▸ **Items**:
::::::::

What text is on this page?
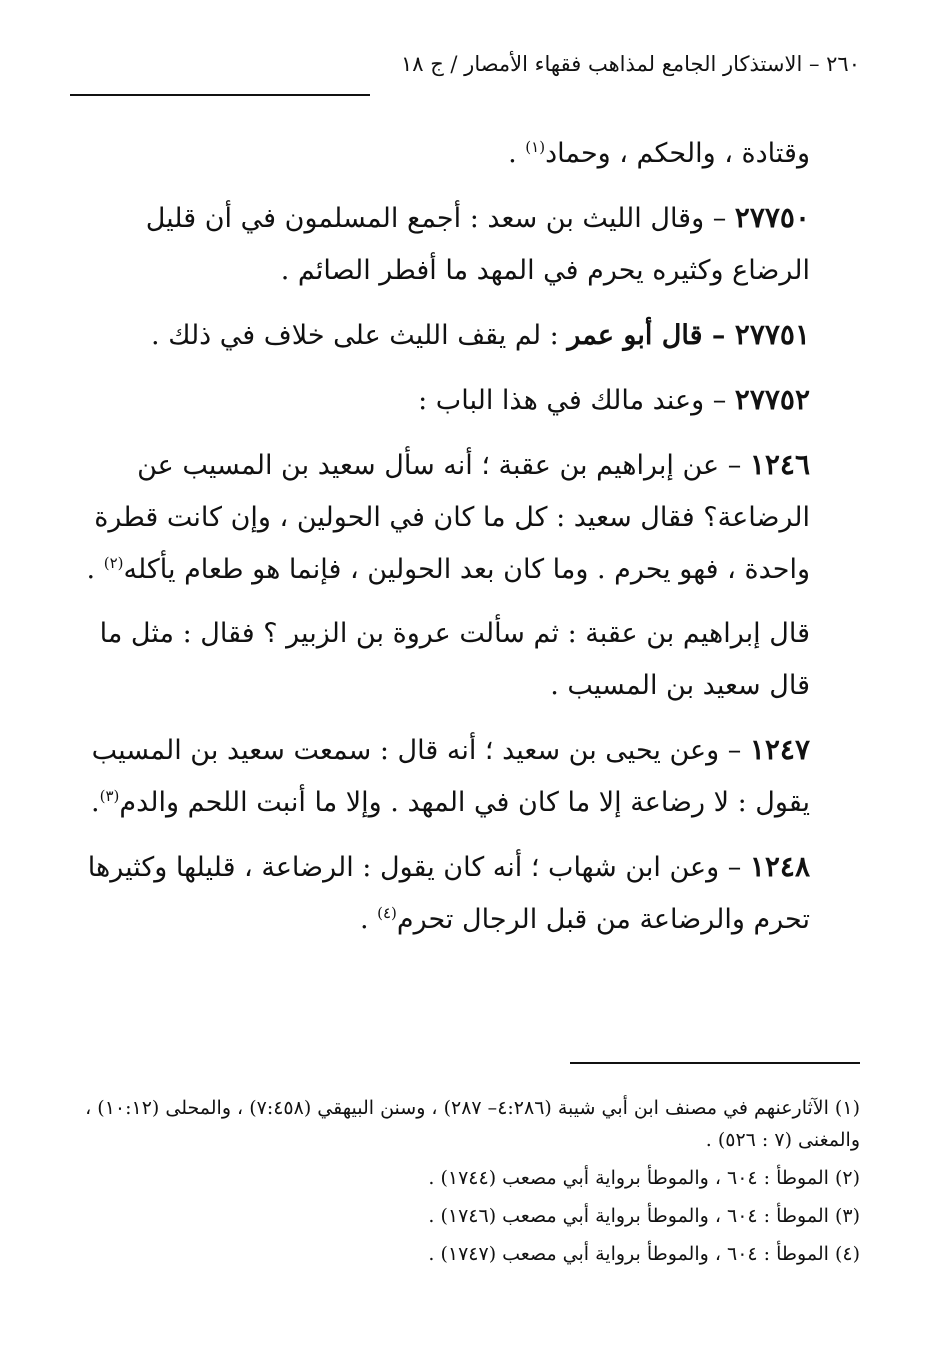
٢٦٠ – الاستذكار الجامع لمذاهب فقهاء الأمصار / ج ١٨

وقتادة ، والحكم ، وحماد$^{(١)}$ .

٢٧٧٥٠ – وقال الليث بن سعد : أجمع المسلمون في أن قليل الرضاع وكثيره يحرم في المهد ما أفطر الصائم .

٢٧٧٥١ – قال أبو عمر : لم يقف الليث على خلاف في ذلك .

٢٧٧٥٢ – وعند مالك في هذا الباب :

١٢٤٦ – عن إبراهيم بن عقبة ؛ أنه سأل سعيد بن المسيب عن الرضاعة؟ فقال سعيد : كل ما كان في الحولين ، وإن كانت قطرة واحدة ، فهو يحرم . وما كان بعد الحولين ، فإنما هو طعام يأكله$^{(٢)}$ .

قال إبراهيم بن عقبة : ثم سألت عروة بن الزبير ؟ فقال : مثل ما قال سعيد بن المسيب .

١٢٤٧ – وعن يحيى بن سعيد ؛ أنه قال : سمعت سعيد بن المسيب يقول : لا رضاعة إلا ما كان في المهد . وإلا ما أنبت اللحم والدم$^{(٣)}$.

١٢٤٨ – وعن ابن شهاب ؛ أنه كان يقول : الرضاعة ، قليلها وكثيرها تحرم والرضاعة من قبل الرجال تحرم$^{(٤)}$ .

(١) الآثارعنهم في مصنف ابن أبي شيبة (٤:٢٨٦– ٢٨٧) ، وسنن البيهقي (٧:٤٥٨) ، والمحلى (١٠:١٢) ، والمغنى (٧ : ٥٢٦) .

(٢) الموطأ : ٦٠٤ ، والموطأ برواية أبي مصعب (١٧٤٤) .

(٣) الموطأ : ٦٠٤ ، والموطأ برواية أبي مصعب (١٧٤٦) .

(٤) الموطأ : ٦٠٤ ، والموطأ برواية أبي مصعب (١٧٤٧) .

::::::::

Exactly reproduce the entries above, minus the pictures.

What text is on this page?
٢٦٠ – الاستذكار الجامع لمذاهب فقهاء الأمصار / ج ١٨

وقتادة ، والحكم ، وحماد$^{(١)}$ .

٢٧٧٥٠ – وقال الليث بن سعد : أجمع المسلمون في أن قليل الرضاع وكثيره يحرم في المهد ما أفطر الصائم .

٢٧٧٥١ – قال أبو عمر : لم يقف الليث على خلاف في ذلك .

٢٧٧٥٢ – وعند مالك في هذا الباب :

١٢٤٦ – عن إبراهيم بن عقبة ؛ أنه سأل سعيد بن المسيب عن الرضاعة؟ فقال سعيد : كل ما كان في الحولين ، وإن كانت قطرة واحدة ، فهو يحرم . وما كان بعد الحولين ، فإنما هو طعام يأكله$^{(٢)}$ .

قال إبراهيم بن عقبة : ثم سألت عروة بن الزبير ؟ فقال : مثل ما قال سعيد بن المسيب .

١٢٤٧ – وعن يحيى بن سعيد ؛ أنه قال : سمعت سعيد بن المسيب يقول : لا رضاعة إلا ما كان في المهد . وإلا ما أنبت اللحم والدم$^{(٣)}$.

١٢٤٨ – وعن ابن شهاب ؛ أنه كان يقول : الرضاعة ، قليلها وكثيرها تحرم والرضاعة من قبل الرجال تحرم$^{(٤)}$ .

(١) الآثارعنهم في مصنف ابن أبي شيبة (٤:٢٨٦– ٢٨٧) ، وسنن البيهقي (٧:٤٥٨) ، والمحلى (١٠:١٢) ، والمغنى (٧ : ٥٢٦) .

(٢) الموطأ : ٦٠٤ ، والموطأ برواية أبي مصعب (١٧٤٤) .

(٣) الموطأ : ٦٠٤ ، والموطأ برواية أبي مصعب (١٧٤٦) .

(٤) الموطأ : ٦٠٤ ، والموطأ برواية أبي مصعب (١٧٤٧) .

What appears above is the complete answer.